===== Data listing =====

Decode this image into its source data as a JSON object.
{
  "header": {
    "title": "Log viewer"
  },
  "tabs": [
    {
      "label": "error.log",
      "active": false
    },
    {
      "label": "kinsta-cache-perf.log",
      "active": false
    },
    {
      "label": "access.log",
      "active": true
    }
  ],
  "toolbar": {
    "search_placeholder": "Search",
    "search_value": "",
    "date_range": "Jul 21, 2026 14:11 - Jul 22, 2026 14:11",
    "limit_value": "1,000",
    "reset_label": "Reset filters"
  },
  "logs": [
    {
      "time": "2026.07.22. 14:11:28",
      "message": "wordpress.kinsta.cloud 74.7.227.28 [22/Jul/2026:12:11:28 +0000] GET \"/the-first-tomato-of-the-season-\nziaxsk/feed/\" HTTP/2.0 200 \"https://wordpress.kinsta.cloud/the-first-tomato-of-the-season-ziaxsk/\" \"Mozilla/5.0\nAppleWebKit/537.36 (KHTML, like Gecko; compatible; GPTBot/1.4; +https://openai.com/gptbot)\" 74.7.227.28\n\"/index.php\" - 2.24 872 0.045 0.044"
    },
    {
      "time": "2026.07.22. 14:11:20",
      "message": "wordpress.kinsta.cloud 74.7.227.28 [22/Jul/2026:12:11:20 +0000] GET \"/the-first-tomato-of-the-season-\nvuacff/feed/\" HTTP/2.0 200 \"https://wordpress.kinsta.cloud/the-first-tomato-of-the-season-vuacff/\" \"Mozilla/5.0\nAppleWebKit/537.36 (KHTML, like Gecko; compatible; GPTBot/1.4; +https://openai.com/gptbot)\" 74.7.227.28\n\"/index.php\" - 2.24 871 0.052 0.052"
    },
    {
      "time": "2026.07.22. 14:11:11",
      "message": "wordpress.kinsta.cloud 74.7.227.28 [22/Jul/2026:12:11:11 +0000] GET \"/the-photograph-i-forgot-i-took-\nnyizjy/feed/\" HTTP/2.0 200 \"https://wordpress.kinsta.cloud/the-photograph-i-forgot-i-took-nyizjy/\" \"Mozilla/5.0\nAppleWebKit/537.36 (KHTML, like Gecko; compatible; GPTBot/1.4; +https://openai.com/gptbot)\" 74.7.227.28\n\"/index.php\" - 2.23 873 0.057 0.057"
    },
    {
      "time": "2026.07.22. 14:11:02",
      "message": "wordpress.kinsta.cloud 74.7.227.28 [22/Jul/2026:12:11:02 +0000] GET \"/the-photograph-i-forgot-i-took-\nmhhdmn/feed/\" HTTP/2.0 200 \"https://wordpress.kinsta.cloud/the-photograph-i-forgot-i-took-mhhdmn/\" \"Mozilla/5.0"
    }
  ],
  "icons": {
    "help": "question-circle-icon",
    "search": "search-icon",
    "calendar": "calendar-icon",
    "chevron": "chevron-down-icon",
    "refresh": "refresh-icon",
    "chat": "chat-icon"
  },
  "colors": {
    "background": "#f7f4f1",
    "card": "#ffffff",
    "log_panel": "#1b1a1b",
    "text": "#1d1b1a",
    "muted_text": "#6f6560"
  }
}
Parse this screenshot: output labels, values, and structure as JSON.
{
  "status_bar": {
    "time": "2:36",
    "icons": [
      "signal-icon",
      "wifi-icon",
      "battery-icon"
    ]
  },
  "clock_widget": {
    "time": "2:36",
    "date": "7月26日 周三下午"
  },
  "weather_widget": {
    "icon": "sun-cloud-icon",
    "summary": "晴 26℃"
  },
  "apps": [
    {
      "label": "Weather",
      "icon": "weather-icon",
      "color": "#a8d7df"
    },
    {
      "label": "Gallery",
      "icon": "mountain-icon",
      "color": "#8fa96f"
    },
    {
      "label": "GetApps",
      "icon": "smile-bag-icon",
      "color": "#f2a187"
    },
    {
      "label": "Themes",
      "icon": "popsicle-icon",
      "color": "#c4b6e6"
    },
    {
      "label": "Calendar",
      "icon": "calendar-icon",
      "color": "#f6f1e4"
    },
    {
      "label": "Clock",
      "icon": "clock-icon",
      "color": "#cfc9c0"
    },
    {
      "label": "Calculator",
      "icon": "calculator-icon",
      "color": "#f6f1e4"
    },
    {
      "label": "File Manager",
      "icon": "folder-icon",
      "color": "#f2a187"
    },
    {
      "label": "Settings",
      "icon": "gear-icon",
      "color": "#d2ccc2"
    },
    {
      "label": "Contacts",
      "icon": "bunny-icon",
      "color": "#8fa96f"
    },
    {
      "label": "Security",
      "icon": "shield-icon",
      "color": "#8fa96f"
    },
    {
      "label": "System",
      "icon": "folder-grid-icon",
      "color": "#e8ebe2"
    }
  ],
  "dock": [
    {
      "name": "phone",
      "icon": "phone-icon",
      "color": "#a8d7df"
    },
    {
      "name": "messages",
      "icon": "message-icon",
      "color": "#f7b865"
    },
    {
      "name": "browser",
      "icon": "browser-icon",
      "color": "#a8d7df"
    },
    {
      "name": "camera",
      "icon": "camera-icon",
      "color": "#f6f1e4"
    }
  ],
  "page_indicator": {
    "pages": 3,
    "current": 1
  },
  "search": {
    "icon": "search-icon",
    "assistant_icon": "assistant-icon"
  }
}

=====

:: Goal ::
Reproduce the records above exactly.

:: Output below ::
Decode this image into its source data as a JSON object.
{
  "header": {
    "title": "Log viewer"
  },
  "tabs": [
    {
      "label": "error.log",
      "active": false
    },
    {
      "label": "kinsta-cache-perf.log",
      "active": false
    },
    {
      "label": "access.log",
      "active": true
    }
  ],
  "toolbar": {
    "search_placeholder": "Search",
    "search_value": "",
    "date_range": "Jul 21, 2026 14:11 - Jul 22, 2026 14:11",
    "limit_value": "1,000",
    "reset_label": "Reset filters"
  },
  "logs": [
    {
      "time": "2026.07.22. 14:11:28",
      "message": "wordpress.kinsta.cloud 74.7.227.28 [22/Jul/2026:12:11:28 +0000] GET \"/the-first-tomato-of-the-season-\nziaxsk/feed/\" HTTP/2.0 200 \"https://wordpress.kinsta.cloud/the-first-tomato-of-the-season-ziaxsk/\" \"Mozilla/5.0\nAppleWebKit/537.36 (KHTML, like Gecko; compatible; GPTBot/1.4; +https://openai.com/gptbot)\" 74.7.227.28\n\"/index.php\" - 2.24 872 0.045 0.044"
    },
    {
      "time": "2026.07.22. 14:11:20",
      "message": "wordpress.kinsta.cloud 74.7.227.28 [22/Jul/2026:12:11:20 +0000] GET \"/the-first-tomato-of-the-season-\nvuacff/feed/\" HTTP/2.0 200 \"https://wordpress.kinsta.cloud/the-first-tomato-of-the-season-vuacff/\" \"Mozilla/5.0\nAppleWebKit/537.36 (KHTML, like Gecko; compatible; GPTBot/1.4; +https://openai.com/gptbot)\" 74.7.227.28\n\"/index.php\" - 2.24 871 0.052 0.052"
    },
    {
      "time": "2026.07.22. 14:11:11",
      "message": "wordpress.kinsta.cloud 74.7.227.28 [22/Jul/2026:12:11:11 +0000] GET \"/the-photograph-i-forgot-i-took-\nnyizjy/feed/\" HTTP/2.0 200 \"https://wordpress.kinsta.cloud/the-photograph-i-forgot-i-took-nyizjy/\" \"Mozilla/5.0\nAppleWebKit/537.36 (KHTML, like Gecko; compatible; GPTBot/1.4; +https://openai.com/gptbot)\" 74.7.227.28\n\"/index.php\" - 2.23 873 0.057 0.057"
    },
    {
      "time": "2026.07.22. 14:11:02",
      "message": "wordpress.kinsta.cloud 74.7.227.28 [22/Jul/2026:12:11:02 +0000] GET \"/the-photograph-i-forgot-i-took-\nmhhdmn/feed/\" HTTP/2.0 200 \"https://wordpress.kinsta.cloud/the-photograph-i-forgot-i-took-mhhdmn/\" \"Mozilla/5.0"
    }
  ],
  "icons": {
    "help": "question-circle-icon",
    "search": "search-icon",
    "calendar": "calendar-icon",
    "chevron": "chevron-down-icon",
    "refresh": "refresh-icon",
    "chat": "chat-icon"
  },
  "colors": {
    "background": "#f7f4f1",
    "card": "#ffffff",
    "log_panel": "#1b1a1b",
    "text": "#1d1b1a",
    "muted_text": "#6f6560"
  }
}
Parse this screenshot: output labels, values, and structure as JSON.
{
  "status_bar": {
    "time": "2:36",
    "icons": [
      "signal-icon",
      "wifi-icon",
      "battery-icon"
    ]
  },
  "clock_widget": {
    "time": "2:36",
    "date": "7月26日 周三下午"
  },
  "weather_widget": {
    "icon": "sun-cloud-icon",
    "summary": "晴 26℃"
  },
  "apps": [
    {
      "label": "Weather",
      "icon": "weather-icon",
      "color": "#a8d7df"
    },
    {
      "label": "Gallery",
      "icon": "mountain-icon",
      "color": "#8fa96f"
    },
    {
      "label": "GetApps",
      "icon": "smile-bag-icon",
      "color": "#f2a187"
    },
    {
      "label": "Themes",
      "icon": "popsicle-icon",
      "color": "#c4b6e6"
    },
    {
      "label": "Calendar",
      "icon": "calendar-icon",
      "color": "#f6f1e4"
    },
    {
      "label": "Clock",
      "icon": "clock-icon",
      "color": "#cfc9c0"
    },
    {
      "label": "Calculator",
      "icon": "calculator-icon",
      "color": "#f6f1e4"
    },
    {
      "label": "File Manager",
      "icon": "folder-icon",
      "color": "#f2a187"
    },
    {
      "label": "Settings",
      "icon": "gear-icon",
      "color": "#d2ccc2"
    },
    {
      "label": "Contacts",
      "icon": "bunny-icon",
      "color": "#8fa96f"
    },
    {
      "label": "Security",
      "icon": "shield-icon",
      "color": "#8fa96f"
    },
    {
      "label": "System",
      "icon": "folder-grid-icon",
      "color": "#e8ebe2"
    }
  ],
  "dock": [
    {
      "name": "phone",
      "icon": "phone-icon",
      "color": "#a8d7df"
    },
    {
      "name": "messages",
      "icon": "message-icon",
      "color": "#f7b865"
    },
    {
      "name": "browser",
      "icon": "browser-icon",
      "color": "#a8d7df"
    },
    {
      "name": "camera",
      "icon": "camera-icon",
      "color": "#f6f1e4"
    }
  ],
  "page_indicator": {
    "pages": 3,
    "current": 1
  },
  "search": {
    "icon": "search-icon",
    "assistant_icon": "assistant-icon"
  }
}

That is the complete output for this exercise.